>> begin DATA RECORDS
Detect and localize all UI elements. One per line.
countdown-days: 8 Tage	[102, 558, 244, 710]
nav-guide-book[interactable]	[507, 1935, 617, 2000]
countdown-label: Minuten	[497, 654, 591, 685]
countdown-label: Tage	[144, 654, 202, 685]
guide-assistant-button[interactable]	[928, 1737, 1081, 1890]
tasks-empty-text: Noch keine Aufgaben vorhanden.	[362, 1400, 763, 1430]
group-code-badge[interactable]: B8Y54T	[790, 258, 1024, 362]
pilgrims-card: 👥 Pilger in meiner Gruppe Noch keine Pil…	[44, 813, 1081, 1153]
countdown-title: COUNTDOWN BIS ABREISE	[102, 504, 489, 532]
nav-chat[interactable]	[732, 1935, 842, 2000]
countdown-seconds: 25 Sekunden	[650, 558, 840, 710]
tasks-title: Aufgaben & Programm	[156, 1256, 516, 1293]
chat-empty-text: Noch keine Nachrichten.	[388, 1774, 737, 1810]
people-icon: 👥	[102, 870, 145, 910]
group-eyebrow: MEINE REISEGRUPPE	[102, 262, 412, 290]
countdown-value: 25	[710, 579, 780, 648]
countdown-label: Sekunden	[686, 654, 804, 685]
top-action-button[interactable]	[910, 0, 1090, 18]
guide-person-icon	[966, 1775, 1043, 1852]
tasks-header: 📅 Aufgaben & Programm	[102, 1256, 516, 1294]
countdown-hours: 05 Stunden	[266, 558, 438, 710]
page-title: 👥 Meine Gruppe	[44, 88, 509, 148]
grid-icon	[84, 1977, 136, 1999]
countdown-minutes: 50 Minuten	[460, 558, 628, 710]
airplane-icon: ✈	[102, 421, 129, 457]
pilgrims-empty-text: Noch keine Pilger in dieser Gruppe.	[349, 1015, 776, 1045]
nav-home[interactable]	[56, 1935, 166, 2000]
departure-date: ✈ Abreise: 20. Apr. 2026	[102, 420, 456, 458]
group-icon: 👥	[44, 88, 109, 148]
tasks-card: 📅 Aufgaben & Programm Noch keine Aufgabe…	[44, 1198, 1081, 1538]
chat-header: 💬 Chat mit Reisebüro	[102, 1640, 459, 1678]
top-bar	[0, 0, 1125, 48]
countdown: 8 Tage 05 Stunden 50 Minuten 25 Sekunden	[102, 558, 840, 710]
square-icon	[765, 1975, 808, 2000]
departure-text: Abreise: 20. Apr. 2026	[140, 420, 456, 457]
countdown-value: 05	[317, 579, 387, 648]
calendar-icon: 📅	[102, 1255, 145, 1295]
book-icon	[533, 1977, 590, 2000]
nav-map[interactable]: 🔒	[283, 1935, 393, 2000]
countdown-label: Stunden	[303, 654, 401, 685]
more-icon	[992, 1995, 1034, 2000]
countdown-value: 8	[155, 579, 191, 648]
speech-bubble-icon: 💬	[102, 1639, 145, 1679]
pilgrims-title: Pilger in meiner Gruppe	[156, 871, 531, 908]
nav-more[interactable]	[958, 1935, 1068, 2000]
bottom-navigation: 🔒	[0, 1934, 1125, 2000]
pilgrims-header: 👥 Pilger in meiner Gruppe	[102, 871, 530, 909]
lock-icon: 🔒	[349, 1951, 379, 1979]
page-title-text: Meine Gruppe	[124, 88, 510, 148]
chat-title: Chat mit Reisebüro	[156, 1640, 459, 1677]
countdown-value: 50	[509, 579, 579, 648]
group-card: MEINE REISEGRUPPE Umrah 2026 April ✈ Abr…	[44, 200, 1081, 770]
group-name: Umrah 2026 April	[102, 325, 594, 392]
>> end DATA RECORDS
▸ WRITTEN TASK
Pull out each line from the items above that contains the string "Tage". Treat uppercase and lowercase as different.

▸ EXERCISE RESULT
countdown-days: 8 Tage	[102, 558, 244, 710]
countdown-label: Tage	[144, 654, 202, 685]
countdown: 8 Tage 05 Stunden 50 Minuten 25 Sekunden	[102, 558, 840, 710]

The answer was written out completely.